Task prompt
Write every line out verbatim and omit the pictures.

Dataset items:
# # # # #

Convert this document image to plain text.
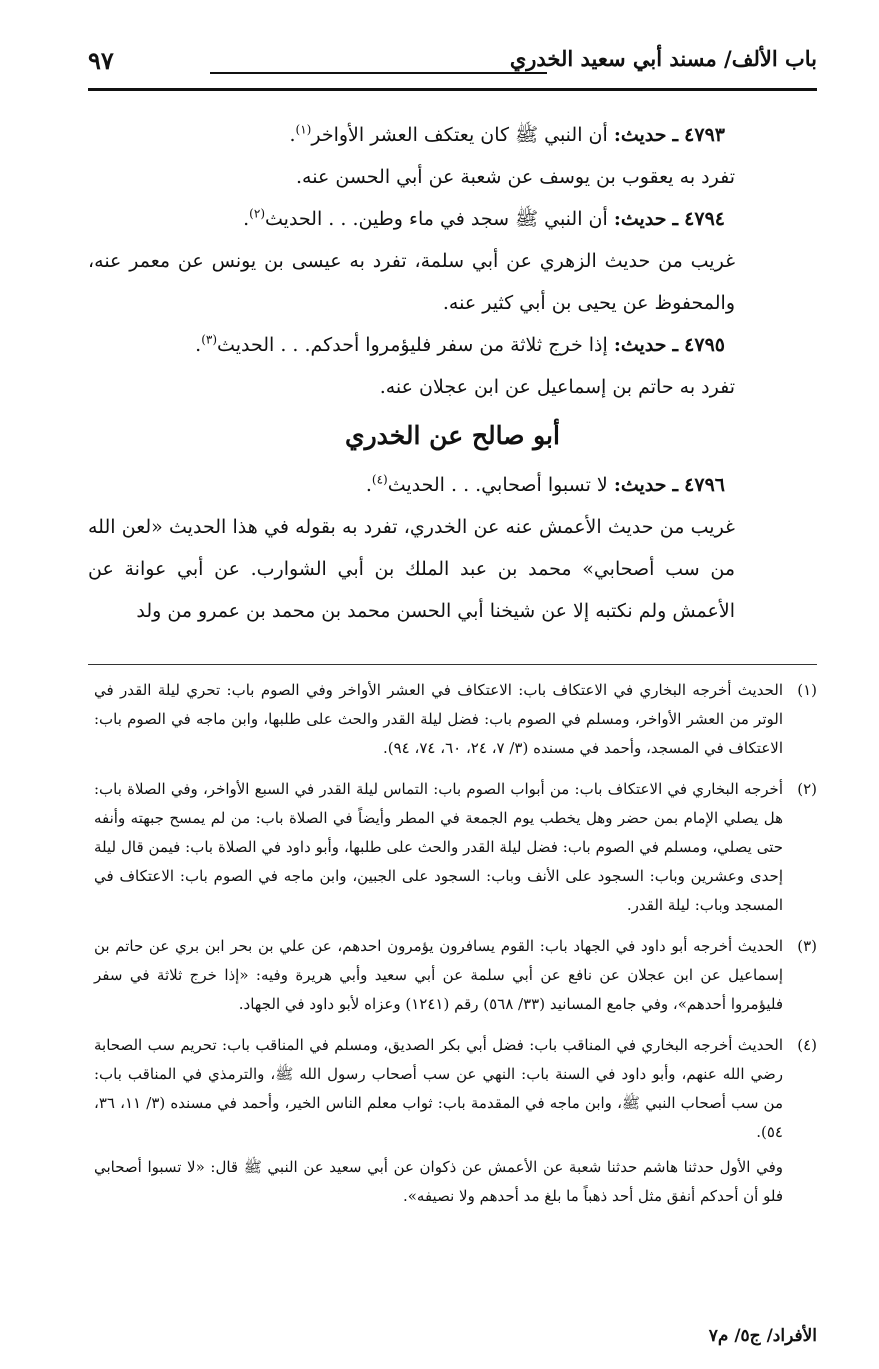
باب الألف/ مسند أبي سعيد الخدري
٩٧

٤٧٩٣ ـ حديث: أن النبي ﷺ كان يعتكف العشر الأواخر$^{(١)}$.

تفرد به يعقوب بن يوسف عن شعبة عن أبي الحسن عنه.

٤٧٩٤ ـ حديث: أن النبي ﷺ سجد في ماء وطين. . . الحديث$^{(٢)}$.

غريب من حديث الزهري عن أبي سلمة، تفرد به عيسى بن يونس عن معمر عنه، والمحفوظ عن يحيى بن أبي كثير عنه.

٤٧٩٥ ـ حديث: إذا خرج ثلاثة من سفر فليؤمروا أحدكم. . . الحديث$^{(٣)}$.

تفرد به حاتم بن إسماعيل عن ابن عجلان عنه.

أبو صالح عن الخدري

٤٧٩٦ ـ حديث: لا تسبوا أصحابي. . . الحديث$^{(٤)}$.

غريب من حديث الأعمش عنه عن الخدري، تفرد به بقوله في هذا الحديث «لعن الله من سب أصحابي» محمد بن عبد الملك بن أبي الشوارب. عن أبي عوانة عن الأعمش ولم نكتبه إلا عن شيخنا أبي الحسن محمد بن محمد بن عمرو من ولد

(١)
الحديث أخرجه البخاري في الاعتكاف باب: الاعتكاف في العشر الأواخر وفي الصوم باب: تحري ليلة القدر في الوتر من العشر الأواخر، ومسلم في الصوم باب: فضل ليلة القدر والحث على طلبها، وابن ماجه في الصوم باب: الاعتكاف في المسجد، وأحمد في مسنده (٣/ ٧، ٢٤، ٦٠، ٧٤، ٩٤).

(٢)
أخرجه البخاري في الاعتكاف باب: من أبواب الصوم باب: التماس ليلة القدر في السبع الأواخر، وفي الصلاة باب: هل يصلي الإمام بمن حضر وهل يخطب يوم الجمعة في المطر وأيضاً في الصلاة باب: من لم يمسح جبهته وأنفه حتى يصلي، ومسلم في الصوم باب: فضل ليلة القدر والحث على طلبها، وأبو داود في الصلاة باب: فيمن قال ليلة إحدى وعشرين وباب: السجود على الأنف وباب: السجود على الجبين، وابن ماجه في الصوم باب: الاعتكاف في المسجد وباب: ليلة القدر.

(٣)
الحديث أخرجه أبو داود في الجهاد باب: القوم يسافرون يؤمرون احدهم، عن علي بن بحر ابن بري عن حاتم بن إسماعيل عن ابن عجلان عن نافع عن أبي سلمة عن أبي سعيد وأبي هريرة وفيه: «إذا خرج ثلاثة في سفر فليؤمروا أحدهم»، وفي جامع المسانيد (٣٣/ ٥٦٨) رقم (١٢٤١) وعزاه لأبو داود في الجهاد.

(٤)
الحديث أخرجه البخاري في المناقب باب: فضل أبي بكر الصديق، ومسلم في المناقب باب: تحريم سب الصحابة رضي الله عنهم، وأبو داود في السنة باب: النهي عن سب أصحاب رسول الله ﷺ، والترمذي في المناقب باب: من سب أصحاب النبي ﷺ، وابن ماجه في المقدمة باب: ثواب معلم الناس الخير، وأحمد في مسنده (٣/ ١١، ٣٦، ٥٤).

وفي الأول حدثنا هاشم حدثنا شعبة عن الأعمش عن ذكوان عن أبي سعيد عن النبي ﷺ قال: «لا تسبوا أصحابي فلو أن أحدكم أنفق مثل أحد ذهباً ما بلغ مد أحدهم ولا نصيفه».

الأفراد/ ج٥/ م٧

# # # # #

Answer to this exercise
Convert this document image to plain text.
باب الألف/ مسند أبي سعيد الخدري
٩٧

٤٧٩٣ ـ حديث: أن النبي ﷺ كان يعتكف العشر الأواخر$^{(١)}$.

تفرد به يعقوب بن يوسف عن شعبة عن أبي الحسن عنه.

٤٧٩٤ ـ حديث: أن النبي ﷺ سجد في ماء وطين. . . الحديث$^{(٢)}$.

غريب من حديث الزهري عن أبي سلمة، تفرد به عيسى بن يونس عن معمر عنه، والمحفوظ عن يحيى بن أبي كثير عنه.

٤٧٩٥ ـ حديث: إذا خرج ثلاثة من سفر فليؤمروا أحدكم. . . الحديث$^{(٣)}$.

تفرد به حاتم بن إسماعيل عن ابن عجلان عنه.

أبو صالح عن الخدري

٤٧٩٦ ـ حديث: لا تسبوا أصحابي. . . الحديث$^{(٤)}$.

غريب من حديث الأعمش عنه عن الخدري، تفرد به بقوله في هذا الحديث «لعن الله من سب أصحابي» محمد بن عبد الملك بن أبي الشوارب. عن أبي عوانة عن الأعمش ولم نكتبه إلا عن شيخنا أبي الحسن محمد بن محمد بن عمرو من ولد

(١)
الحديث أخرجه البخاري في الاعتكاف باب: الاعتكاف في العشر الأواخر وفي الصوم باب: تحري ليلة القدر في الوتر من العشر الأواخر، ومسلم في الصوم باب: فضل ليلة القدر والحث على طلبها، وابن ماجه في الصوم باب: الاعتكاف في المسجد، وأحمد في مسنده (٣/ ٧، ٢٤، ٦٠، ٧٤، ٩٤).

(٢)
أخرجه البخاري في الاعتكاف باب: من أبواب الصوم باب: التماس ليلة القدر في السبع الأواخر، وفي الصلاة باب: هل يصلي الإمام بمن حضر وهل يخطب يوم الجمعة في المطر وأيضاً في الصلاة باب: من لم يمسح جبهته وأنفه حتى يصلي، ومسلم في الصوم باب: فضل ليلة القدر والحث على طلبها، وأبو داود في الصلاة باب: فيمن قال ليلة إحدى وعشرين وباب: السجود على الأنف وباب: السجود على الجبين، وابن ماجه في الصوم باب: الاعتكاف في المسجد وباب: ليلة القدر.

(٣)
الحديث أخرجه أبو داود في الجهاد باب: القوم يسافرون يؤمرون احدهم، عن علي بن بحر ابن بري عن حاتم بن إسماعيل عن ابن عجلان عن نافع عن أبي سلمة عن أبي سعيد وأبي هريرة وفيه: «إذا خرج ثلاثة في سفر فليؤمروا أحدهم»، وفي جامع المسانيد (٣٣/ ٥٦٨) رقم (١٢٤١) وعزاه لأبو داود في الجهاد.

(٤)
الحديث أخرجه البخاري في المناقب باب: فضل أبي بكر الصديق، ومسلم في المناقب باب: تحريم سب الصحابة رضي الله عنهم، وأبو داود في السنة باب: النهي عن سب أصحاب رسول الله ﷺ، والترمذي في المناقب باب: من سب أصحاب النبي ﷺ، وابن ماجه في المقدمة باب: ثواب معلم الناس الخير، وأحمد في مسنده (٣/ ١١، ٣٦، ٥٤).

وفي الأول حدثنا هاشم حدثنا شعبة عن الأعمش عن ذكوان عن أبي سعيد عن النبي ﷺ قال: «لا تسبوا أصحابي فلو أن أحدكم أنفق مثل أحد ذهباً ما بلغ مد أحدهم ولا نصيفه».

الأفراد/ ج٥/ م٧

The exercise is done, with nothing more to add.